(Stored data)
━━━━

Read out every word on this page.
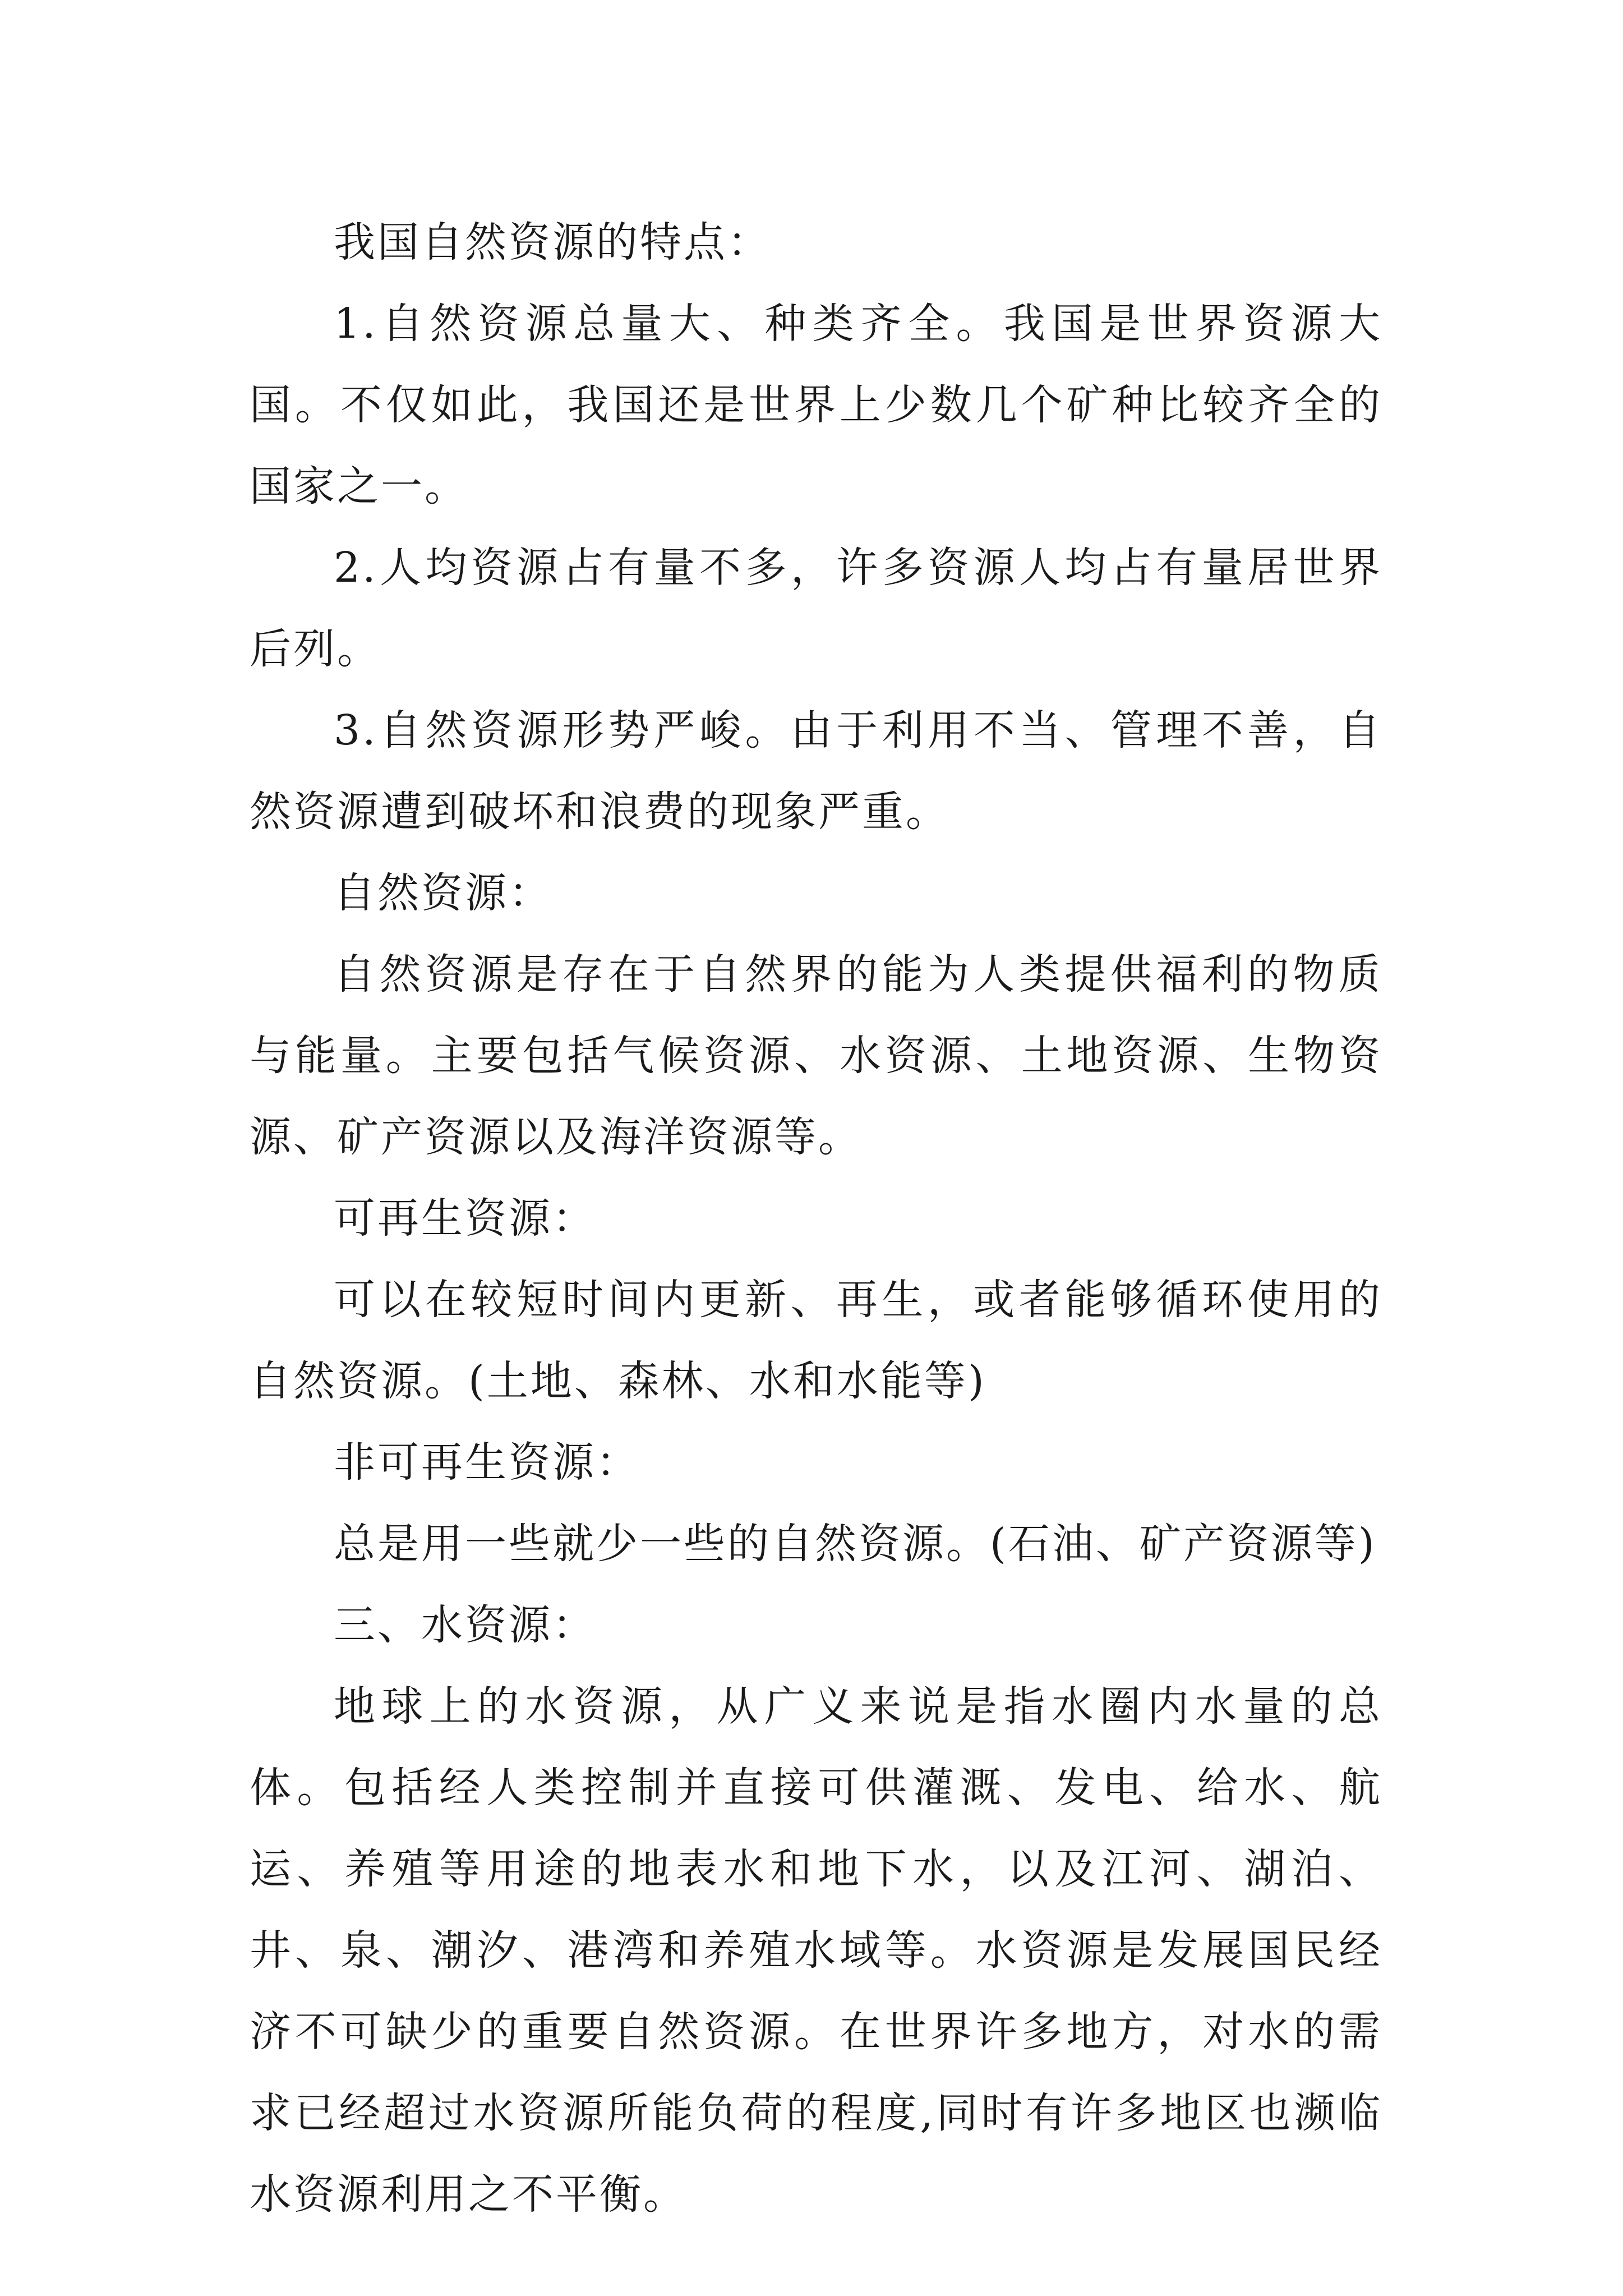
我国自然资源的特点：

1.自然资源总量大、种类齐全。我国是世界资源大国。不仅如此，我国还是世界上少数几个矿种比较齐全的国家之一。

2.人均资源占有量不多，许多资源人均占有量居世界后列。

3.自然资源形势严峻。由于利用不当、管理不善，自然资源遭到破坏和浪费的现象严重。

自然资源：

自然资源是存在于自然界的能为人类提供福利的物质与能量。主要包括气候资源、水资源、土地资源、生物资源、矿产资源以及海洋资源等。

可再生资源：

可以在较短时间内更新、再生，或者能够循环使用的自然资源。(土地、森林、水和水能等)

非可再生资源：

总是用一些就少一些的自然资源。(石油、矿产资源等)

三、水资源：

地球上的水资源，从广义来说是指水圈内水量的总体。包括经人类控制并直接可供灌溉、发电、给水、航运、养殖等用途的地表水和地下水，以及江河、湖泊、井、泉、潮汐、港湾和养殖水域等。水资源是发展国民经济不可缺少的重要自然资源。在世界许多地方，对水的需求已经超过水资源所能负荷的程度,同时有许多地区也濒临水资源利用之不平衡。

━━━━

Task goal:
Write the records out again in full, exactly, and skip every picture.

Answer for this exercise:
Read out every word on this page.
我国自然资源的特点：

1.自然资源总量大、种类齐全。我国是世界资源大国。不仅如此，我国还是世界上少数几个矿种比较齐全的国家之一。

2.人均资源占有量不多，许多资源人均占有量居世界后列。

3.自然资源形势严峻。由于利用不当、管理不善，自然资源遭到破坏和浪费的现象严重。

自然资源：

自然资源是存在于自然界的能为人类提供福利的物质与能量。主要包括气候资源、水资源、土地资源、生物资源、矿产资源以及海洋资源等。

可再生资源：

可以在较短时间内更新、再生，或者能够循环使用的自然资源。(土地、森林、水和水能等)

非可再生资源：

总是用一些就少一些的自然资源。(石油、矿产资源等)

三、水资源：

地球上的水资源，从广义来说是指水圈内水量的总体。包括经人类控制并直接可供灌溉、发电、给水、航运、养殖等用途的地表水和地下水，以及江河、湖泊、井、泉、潮汐、港湾和养殖水域等。水资源是发展国民经济不可缺少的重要自然资源。在世界许多地方，对水的需求已经超过水资源所能负荷的程度,同时有许多地区也濒临水资源利用之不平衡。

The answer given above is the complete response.